What you should do -
From the records below, extract all the text exactly and leave the images behind.
— start of Records —
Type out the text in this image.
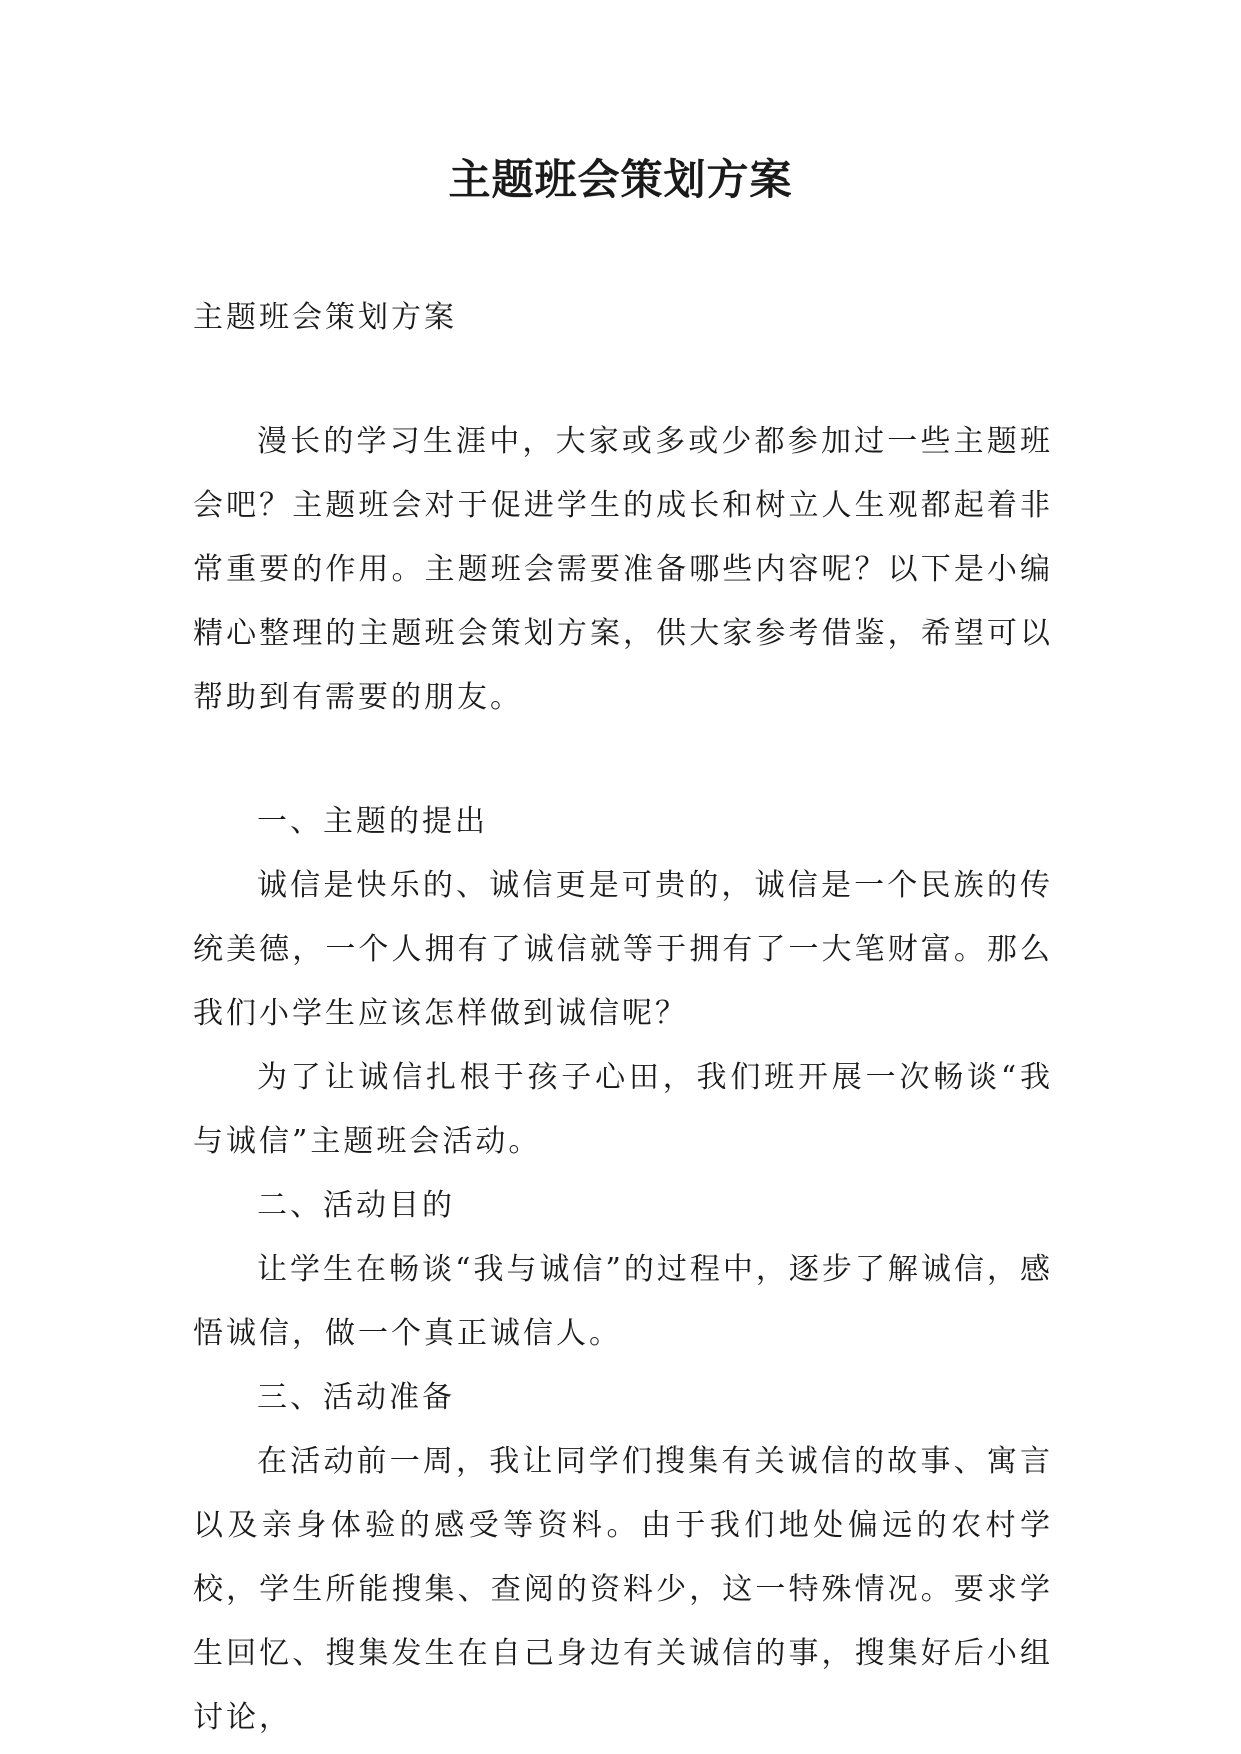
主题班会策划方案

主题班会策划方案

漫长的学习生涯中，大家或多或少都参加过一些主题班会吧？主题班会对于促进学生的成长和树立人生观都起着非常重要的作用。主题班会需要准备哪些内容呢？以下是小编精心整理的主题班会策划方案，供大家参考借鉴，希望可以帮助到有需要的朋友。

一、主题的提出

诚信是快乐的、诚信更是可贵的，诚信是一个民族的传统美德，一个人拥有了诚信就等于拥有了一大笔财富。那么我们小学生应该怎样做到诚信呢？

为了让诚信扎根于孩子心田，我们班开展一次畅谈“我与诚信”主题班会活动。

二、活动目的

让学生在畅谈“我与诚信”的过程中，逐步了解诚信，感悟诚信，做一个真正诚信人。

三、活动准备

在活动前一周，我让同学们搜集有关诚信的故事、寓言以及亲身体验的感受等资料。由于我们地处偏远的农村学校，学生所能搜集、查阅的资料少，这一特殊情况。要求学生回忆、搜集发生在自己身边有关诚信的事，搜集好后小组讨论，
— end of Records —
Answer for the task -
Type out the text in this image.
主题班会策划方案

主题班会策划方案

漫长的学习生涯中，大家或多或少都参加过一些主题班会吧？主题班会对于促进学生的成长和树立人生观都起着非常重要的作用。主题班会需要准备哪些内容呢？以下是小编精心整理的主题班会策划方案，供大家参考借鉴，希望可以帮助到有需要的朋友。

一、主题的提出

诚信是快乐的、诚信更是可贵的，诚信是一个民族的传统美德，一个人拥有了诚信就等于拥有了一大笔财富。那么我们小学生应该怎样做到诚信呢？

为了让诚信扎根于孩子心田，我们班开展一次畅谈“我与诚信”主题班会活动。

二、活动目的

让学生在畅谈“我与诚信”的过程中，逐步了解诚信，感悟诚信，做一个真正诚信人。

三、活动准备

在活动前一周，我让同学们搜集有关诚信的故事、寓言以及亲身体验的感受等资料。由于我们地处偏远的农村学校，学生所能搜集、查阅的资料少，这一特殊情况。要求学生回忆、搜集发生在自己身边有关诚信的事，搜集好后小组讨论，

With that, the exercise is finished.